### Problem
Reproduce the complete listing without any deviation.
※ ※ ※
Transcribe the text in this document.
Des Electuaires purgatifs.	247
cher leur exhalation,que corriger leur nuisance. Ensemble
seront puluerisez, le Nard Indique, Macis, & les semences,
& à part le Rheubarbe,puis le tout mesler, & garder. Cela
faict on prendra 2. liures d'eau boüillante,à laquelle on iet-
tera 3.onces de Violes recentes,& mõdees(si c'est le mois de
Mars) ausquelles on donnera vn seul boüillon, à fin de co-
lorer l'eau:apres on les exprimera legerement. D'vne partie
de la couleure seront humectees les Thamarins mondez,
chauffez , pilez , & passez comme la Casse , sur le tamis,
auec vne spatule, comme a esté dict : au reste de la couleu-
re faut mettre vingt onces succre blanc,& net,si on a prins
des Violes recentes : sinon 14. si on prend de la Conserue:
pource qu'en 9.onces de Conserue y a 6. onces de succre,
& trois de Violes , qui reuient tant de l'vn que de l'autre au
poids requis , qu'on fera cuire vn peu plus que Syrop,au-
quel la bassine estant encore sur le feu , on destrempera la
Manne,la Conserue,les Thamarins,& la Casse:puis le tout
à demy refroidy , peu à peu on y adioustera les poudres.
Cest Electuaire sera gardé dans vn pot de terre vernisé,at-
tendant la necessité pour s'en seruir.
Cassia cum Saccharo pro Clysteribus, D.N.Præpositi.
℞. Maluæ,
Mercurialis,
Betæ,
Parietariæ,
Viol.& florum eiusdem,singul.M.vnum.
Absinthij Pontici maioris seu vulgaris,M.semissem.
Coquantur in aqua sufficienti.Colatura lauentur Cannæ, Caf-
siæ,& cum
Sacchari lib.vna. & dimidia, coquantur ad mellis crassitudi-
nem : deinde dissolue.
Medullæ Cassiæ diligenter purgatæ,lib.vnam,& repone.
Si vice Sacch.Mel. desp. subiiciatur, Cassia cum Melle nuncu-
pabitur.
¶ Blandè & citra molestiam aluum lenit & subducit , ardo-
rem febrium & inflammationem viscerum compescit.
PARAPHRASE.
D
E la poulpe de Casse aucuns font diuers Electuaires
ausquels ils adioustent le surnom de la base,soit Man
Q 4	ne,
※ ※ ※
### Finished answer
Transcribe the text in this document.
Des Electuaires purgatifs.	247
cher leur exhalation,que corriger leur nuisance. Ensemble
seront puluerisez, le Nard Indique, Macis, & les semences,
& à part le Rheubarbe,puis le tout mesler, & garder. Cela
faict on prendra 2. liures d'eau boüillante,à laquelle on iet-
tera 3.onces de Violes recentes,& mõdees(si c'est le mois de
Mars) ausquelles on donnera vn seul boüillon, à fin de co-
lorer l'eau:apres on les exprimera legerement. D'vne partie
de la couleure seront humectees les Thamarins mondez,
chauffez , pilez , & passez comme la Casse , sur le tamis,
auec vne spatule, comme a esté dict : au reste de la couleu-
re faut mettre vingt onces succre blanc,& net,si on a prins
des Violes recentes : sinon 14. si on prend de la Conserue:
pource qu'en 9.onces de Conserue y a 6. onces de succre,
& trois de Violes , qui reuient tant de l'vn que de l'autre au
poids requis , qu'on fera cuire vn peu plus que Syrop,au-
quel la bassine estant encore sur le feu , on destrempera la
Manne,la Conserue,les Thamarins,& la Casse:puis le tout
à demy refroidy , peu à peu on y adioustera les poudres.
Cest Electuaire sera gardé dans vn pot de terre vernisé,at-
tendant la necessité pour s'en seruir.
Cassia cum Saccharo pro Clysteribus, D.N.Præpositi.
℞. Maluæ,
Mercurialis,
Betæ,
Parietariæ,
Viol.& florum eiusdem,singul.M.vnum.
Absinthij Pontici maioris seu vulgaris,M.semissem.
Coquantur in aqua sufficienti.Colatura lauentur Cannæ, Caf-
siæ,& cum
Sacchari lib.vna. & dimidia, coquantur ad mellis crassitudi-
nem : deinde dissolue.
Medullæ Cassiæ diligenter purgatæ,lib.vnam,& repone.
Si vice Sacch.Mel. desp. subiiciatur, Cassia cum Melle nuncu-
pabitur.
¶ Blandè & citra molestiam aluum lenit & subducit , ardo-
rem febrium & inflammationem viscerum compescit.
PARAPHRASE.
D
E la poulpe de Casse aucuns font diuers Electuaires
ausquels ils adioustent le surnom de la base,soit Man
Q 4	ne,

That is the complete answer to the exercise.